=== Tasks to complete ===
1. Summarize the review of Kilometer 99 in two sentences.
2. Continue the review of Kilometer 99 from its last sentence.

=== Document ===
===============
Book Review: Kilometer 99

Last Update: 6/4/2014 10:35 PM

By Meg Carter

Tyler McMahon served in El Salvador in 2001, the year two major earthquakes devastated the country on January 13th and February 13th. His novel, Kilometer 99, captures the moral confusion, fear, physical and emotional disruption of that month through the eyes of a Peace Corps Volunteer.

Malia, a 23 year old of mixed Hawai’ian and Japanese-American descent, survives the first earthquake only to discover that her project, a nearly-complete gravity-flow aqueduct, is destroyed. Her boyfriend Ben, a fellow PCV and surfing partner, convinces her they should cut their losses. They plan to ET, cash out their return airfare, buy a jeep, and set off on a surfing tour of Latin America. Malia vacillates, in a dance with the constant aftershocks that unsettle the country.
===============
[Image layout annotations]
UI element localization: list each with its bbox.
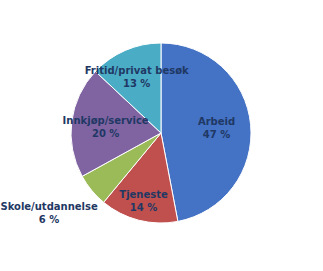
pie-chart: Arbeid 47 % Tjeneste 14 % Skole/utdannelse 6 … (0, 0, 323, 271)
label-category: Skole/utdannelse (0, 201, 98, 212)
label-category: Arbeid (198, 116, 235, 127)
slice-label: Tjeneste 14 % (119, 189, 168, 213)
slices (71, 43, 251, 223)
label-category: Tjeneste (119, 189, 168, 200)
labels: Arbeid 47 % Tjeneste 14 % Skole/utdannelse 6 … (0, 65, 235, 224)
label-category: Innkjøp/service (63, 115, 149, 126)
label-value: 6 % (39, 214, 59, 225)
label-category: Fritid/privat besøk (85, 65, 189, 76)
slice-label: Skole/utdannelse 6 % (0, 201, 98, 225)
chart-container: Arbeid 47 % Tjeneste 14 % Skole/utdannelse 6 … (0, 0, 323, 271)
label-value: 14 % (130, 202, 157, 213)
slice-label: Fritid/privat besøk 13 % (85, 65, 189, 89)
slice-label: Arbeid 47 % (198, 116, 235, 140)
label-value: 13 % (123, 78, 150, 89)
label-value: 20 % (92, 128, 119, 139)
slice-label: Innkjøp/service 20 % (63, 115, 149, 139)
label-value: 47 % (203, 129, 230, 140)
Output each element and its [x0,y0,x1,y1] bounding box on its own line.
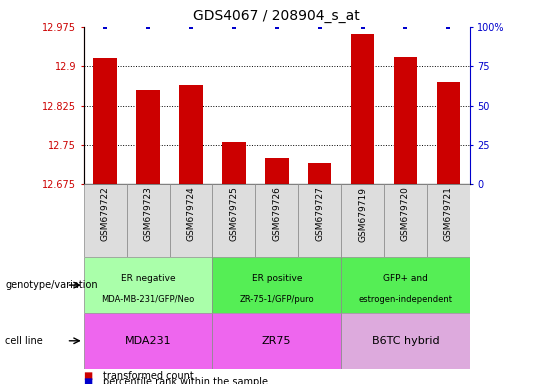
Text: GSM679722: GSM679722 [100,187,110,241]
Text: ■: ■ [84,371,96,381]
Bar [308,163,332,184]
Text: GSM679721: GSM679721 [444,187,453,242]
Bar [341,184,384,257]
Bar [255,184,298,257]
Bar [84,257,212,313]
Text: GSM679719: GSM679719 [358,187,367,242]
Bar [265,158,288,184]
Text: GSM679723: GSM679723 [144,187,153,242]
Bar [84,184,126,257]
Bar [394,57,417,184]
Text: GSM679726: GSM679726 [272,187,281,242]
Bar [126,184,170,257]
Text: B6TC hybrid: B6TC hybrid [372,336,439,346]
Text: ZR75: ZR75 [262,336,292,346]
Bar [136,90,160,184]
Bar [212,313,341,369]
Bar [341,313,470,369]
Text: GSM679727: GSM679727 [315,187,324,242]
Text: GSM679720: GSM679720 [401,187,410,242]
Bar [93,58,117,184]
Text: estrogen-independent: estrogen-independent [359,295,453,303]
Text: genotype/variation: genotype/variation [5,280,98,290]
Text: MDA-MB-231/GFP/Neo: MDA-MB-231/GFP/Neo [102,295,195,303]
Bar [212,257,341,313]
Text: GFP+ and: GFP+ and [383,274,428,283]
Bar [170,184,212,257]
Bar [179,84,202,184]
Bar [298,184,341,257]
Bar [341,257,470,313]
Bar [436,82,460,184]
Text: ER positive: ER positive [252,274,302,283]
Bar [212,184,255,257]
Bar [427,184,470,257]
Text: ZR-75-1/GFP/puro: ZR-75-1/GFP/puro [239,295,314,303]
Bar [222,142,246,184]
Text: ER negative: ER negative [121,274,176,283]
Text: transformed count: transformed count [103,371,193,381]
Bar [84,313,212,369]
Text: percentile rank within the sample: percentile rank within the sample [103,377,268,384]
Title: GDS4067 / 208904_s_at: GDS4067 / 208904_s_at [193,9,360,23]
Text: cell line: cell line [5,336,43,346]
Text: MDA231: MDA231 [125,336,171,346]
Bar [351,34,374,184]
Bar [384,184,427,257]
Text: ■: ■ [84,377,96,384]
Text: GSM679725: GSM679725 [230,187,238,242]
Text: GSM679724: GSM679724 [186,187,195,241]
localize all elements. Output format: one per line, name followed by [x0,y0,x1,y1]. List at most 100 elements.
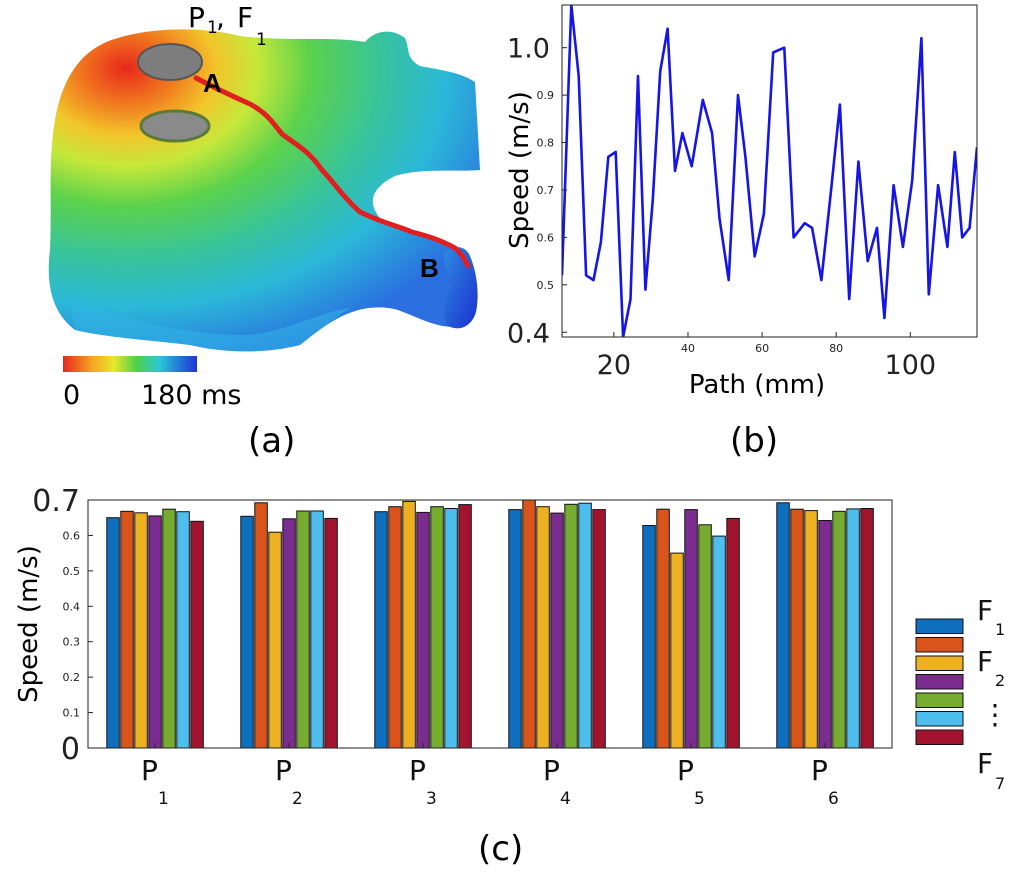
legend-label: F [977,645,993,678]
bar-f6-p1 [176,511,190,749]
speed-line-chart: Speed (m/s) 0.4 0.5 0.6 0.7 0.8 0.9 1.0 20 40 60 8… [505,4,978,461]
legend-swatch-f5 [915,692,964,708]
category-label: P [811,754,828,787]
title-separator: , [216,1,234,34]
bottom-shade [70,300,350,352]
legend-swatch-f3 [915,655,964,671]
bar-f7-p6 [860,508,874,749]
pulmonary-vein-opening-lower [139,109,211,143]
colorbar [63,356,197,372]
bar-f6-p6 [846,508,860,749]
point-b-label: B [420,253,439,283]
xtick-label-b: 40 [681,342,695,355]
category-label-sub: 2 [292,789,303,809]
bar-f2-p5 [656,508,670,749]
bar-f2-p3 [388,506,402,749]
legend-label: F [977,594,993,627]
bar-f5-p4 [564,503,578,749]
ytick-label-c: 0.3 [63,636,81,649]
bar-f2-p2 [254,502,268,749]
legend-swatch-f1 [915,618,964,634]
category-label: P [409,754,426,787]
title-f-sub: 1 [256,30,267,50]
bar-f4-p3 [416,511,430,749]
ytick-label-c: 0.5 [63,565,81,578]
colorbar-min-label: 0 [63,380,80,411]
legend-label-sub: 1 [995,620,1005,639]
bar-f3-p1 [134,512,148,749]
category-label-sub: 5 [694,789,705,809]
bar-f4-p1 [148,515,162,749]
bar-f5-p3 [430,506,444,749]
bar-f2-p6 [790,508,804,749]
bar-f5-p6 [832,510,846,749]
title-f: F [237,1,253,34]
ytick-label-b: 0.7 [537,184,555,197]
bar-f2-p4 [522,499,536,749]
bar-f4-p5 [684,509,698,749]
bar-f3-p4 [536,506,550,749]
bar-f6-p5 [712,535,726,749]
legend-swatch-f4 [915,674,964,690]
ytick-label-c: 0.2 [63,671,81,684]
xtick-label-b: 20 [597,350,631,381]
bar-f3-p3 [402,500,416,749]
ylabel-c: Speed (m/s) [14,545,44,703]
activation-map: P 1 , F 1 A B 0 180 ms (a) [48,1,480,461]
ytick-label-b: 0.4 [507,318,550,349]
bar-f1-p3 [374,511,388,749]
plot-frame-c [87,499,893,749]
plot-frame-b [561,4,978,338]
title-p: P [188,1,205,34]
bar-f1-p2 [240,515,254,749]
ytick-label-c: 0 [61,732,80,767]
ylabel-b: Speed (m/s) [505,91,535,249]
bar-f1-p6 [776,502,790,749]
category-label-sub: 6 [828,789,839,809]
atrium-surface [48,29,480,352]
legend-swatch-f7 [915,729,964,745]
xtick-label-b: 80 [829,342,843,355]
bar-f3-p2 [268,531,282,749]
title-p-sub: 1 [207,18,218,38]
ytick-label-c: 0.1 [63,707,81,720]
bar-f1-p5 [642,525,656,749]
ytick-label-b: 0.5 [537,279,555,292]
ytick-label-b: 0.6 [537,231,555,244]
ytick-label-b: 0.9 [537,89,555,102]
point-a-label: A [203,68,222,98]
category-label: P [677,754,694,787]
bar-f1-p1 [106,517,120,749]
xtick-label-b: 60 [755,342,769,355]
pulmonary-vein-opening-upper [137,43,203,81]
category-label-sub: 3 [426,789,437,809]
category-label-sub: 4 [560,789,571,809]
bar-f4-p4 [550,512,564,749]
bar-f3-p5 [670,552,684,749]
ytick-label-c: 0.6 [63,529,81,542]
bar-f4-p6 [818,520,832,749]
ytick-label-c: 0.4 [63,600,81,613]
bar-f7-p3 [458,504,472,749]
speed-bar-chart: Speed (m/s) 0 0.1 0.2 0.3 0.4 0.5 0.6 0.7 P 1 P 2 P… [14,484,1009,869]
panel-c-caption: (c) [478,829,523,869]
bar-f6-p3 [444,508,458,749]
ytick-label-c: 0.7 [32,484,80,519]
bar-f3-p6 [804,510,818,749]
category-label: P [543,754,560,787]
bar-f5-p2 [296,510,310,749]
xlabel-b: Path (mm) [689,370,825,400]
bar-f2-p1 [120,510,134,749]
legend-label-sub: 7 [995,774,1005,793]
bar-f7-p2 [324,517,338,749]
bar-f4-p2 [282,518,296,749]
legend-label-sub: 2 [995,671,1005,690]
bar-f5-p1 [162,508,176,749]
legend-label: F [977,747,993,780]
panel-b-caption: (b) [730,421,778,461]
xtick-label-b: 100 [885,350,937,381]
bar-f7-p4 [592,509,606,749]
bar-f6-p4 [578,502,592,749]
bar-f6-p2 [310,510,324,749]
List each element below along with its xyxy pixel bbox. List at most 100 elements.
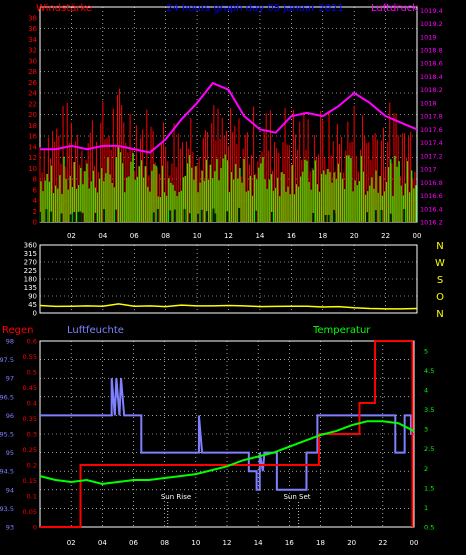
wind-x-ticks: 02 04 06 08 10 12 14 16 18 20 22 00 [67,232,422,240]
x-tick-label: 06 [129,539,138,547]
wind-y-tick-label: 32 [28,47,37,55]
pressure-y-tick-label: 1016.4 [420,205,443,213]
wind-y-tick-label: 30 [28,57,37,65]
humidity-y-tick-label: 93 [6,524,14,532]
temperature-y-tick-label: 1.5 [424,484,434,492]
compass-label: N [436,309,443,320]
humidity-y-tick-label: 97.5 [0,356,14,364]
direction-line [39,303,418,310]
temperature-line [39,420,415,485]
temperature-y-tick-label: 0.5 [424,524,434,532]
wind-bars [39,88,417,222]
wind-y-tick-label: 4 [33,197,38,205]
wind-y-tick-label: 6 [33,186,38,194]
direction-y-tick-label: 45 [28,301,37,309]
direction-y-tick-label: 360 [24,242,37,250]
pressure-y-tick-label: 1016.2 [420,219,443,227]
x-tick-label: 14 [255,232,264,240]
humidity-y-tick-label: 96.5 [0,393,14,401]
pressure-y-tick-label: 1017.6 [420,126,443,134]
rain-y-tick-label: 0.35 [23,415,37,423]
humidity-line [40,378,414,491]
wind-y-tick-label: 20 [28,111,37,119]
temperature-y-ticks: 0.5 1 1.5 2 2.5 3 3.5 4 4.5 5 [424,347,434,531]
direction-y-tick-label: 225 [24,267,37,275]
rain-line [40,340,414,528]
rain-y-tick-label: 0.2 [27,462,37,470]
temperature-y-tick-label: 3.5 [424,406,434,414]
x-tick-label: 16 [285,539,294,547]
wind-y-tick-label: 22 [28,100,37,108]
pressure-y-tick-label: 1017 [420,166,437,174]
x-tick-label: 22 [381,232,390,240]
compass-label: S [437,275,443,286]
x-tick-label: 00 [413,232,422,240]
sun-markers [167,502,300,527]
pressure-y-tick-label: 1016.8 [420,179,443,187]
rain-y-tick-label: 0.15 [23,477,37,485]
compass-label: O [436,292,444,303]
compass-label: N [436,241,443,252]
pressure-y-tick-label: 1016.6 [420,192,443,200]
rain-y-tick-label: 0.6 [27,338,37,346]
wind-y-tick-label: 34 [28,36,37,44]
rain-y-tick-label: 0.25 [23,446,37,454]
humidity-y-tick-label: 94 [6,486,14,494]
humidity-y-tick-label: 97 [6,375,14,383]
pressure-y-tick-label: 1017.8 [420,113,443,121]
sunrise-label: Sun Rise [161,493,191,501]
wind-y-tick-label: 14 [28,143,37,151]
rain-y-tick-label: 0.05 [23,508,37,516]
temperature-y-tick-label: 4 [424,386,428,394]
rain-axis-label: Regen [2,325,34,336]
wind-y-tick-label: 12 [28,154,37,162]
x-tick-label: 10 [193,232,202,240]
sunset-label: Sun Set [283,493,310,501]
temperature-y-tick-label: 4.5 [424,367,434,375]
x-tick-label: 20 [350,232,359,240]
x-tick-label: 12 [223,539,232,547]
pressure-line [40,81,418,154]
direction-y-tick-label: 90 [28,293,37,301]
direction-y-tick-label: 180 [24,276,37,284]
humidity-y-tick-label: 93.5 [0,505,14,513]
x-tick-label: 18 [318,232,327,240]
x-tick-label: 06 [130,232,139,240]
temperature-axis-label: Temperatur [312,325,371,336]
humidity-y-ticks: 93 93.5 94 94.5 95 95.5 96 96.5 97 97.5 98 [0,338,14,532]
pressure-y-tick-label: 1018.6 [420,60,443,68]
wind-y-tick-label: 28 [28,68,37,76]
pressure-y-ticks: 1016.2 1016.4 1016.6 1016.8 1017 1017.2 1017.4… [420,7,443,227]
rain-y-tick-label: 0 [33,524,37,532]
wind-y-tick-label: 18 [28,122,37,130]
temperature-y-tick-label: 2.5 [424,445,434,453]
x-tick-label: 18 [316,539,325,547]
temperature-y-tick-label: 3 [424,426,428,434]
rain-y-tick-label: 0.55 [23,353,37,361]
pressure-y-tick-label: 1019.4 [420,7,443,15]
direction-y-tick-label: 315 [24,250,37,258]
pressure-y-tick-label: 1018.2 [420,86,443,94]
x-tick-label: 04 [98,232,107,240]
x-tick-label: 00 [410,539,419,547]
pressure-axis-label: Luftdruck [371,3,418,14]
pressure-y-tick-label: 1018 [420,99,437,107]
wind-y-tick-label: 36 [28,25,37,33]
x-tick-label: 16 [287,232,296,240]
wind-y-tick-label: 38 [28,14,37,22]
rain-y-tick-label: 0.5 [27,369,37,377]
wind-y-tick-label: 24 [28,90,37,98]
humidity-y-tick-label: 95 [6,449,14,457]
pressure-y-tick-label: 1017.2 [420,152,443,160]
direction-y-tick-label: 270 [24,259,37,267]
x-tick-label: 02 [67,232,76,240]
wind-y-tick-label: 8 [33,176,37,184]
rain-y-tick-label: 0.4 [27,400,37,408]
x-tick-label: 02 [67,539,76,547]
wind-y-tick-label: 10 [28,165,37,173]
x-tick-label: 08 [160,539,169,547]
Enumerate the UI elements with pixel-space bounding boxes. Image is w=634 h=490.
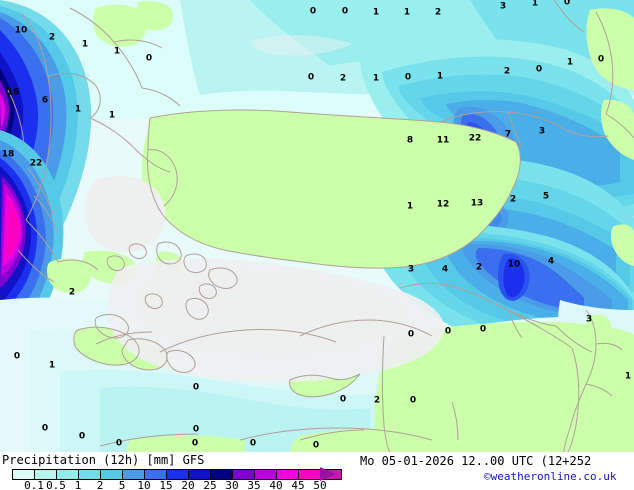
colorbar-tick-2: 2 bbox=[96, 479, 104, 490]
===============
=== Responses by task ===
1. Tyler McMahon served in El Salvador in 2001, when two major earthquakes struck the country, and his novel Kilometer 99 portrays the fear, moral confusion and disruption of that time through a Peace Corps Volunteer. Malia, a 23-year-old volunteer, finds her nearly complete aqueduct destroyed by the first quake, and her boyfriend Ben urges her to leave early and go on a surfing tour of Latin America, a plan she wavers over.

2.
McMahon alternates the immediacy of Malia’s first-person present tense narration with flashbacks revealing El Salvador’s context: past US economic and colonial interests, a Civil War marked by the brutality of counterinsurgency soldiers taught at the CIA’s School of the Americas, the violent Mara Salvatrucha gang, Colombia’s drug trafficking along the western coast, crack cocaine addictions at idyllic surfing points, and the fatalism of El Salvador’s majority Catholic population. Although Malia’s voice dominates, her flashbacks provide insight into Ben and two other PCVs, Courtney and Alex, who act as counterpoints in
Malia’s moral universe. McMahon’s narrative technique gives the impression of an autobiography, even though it’s written from a female perspective.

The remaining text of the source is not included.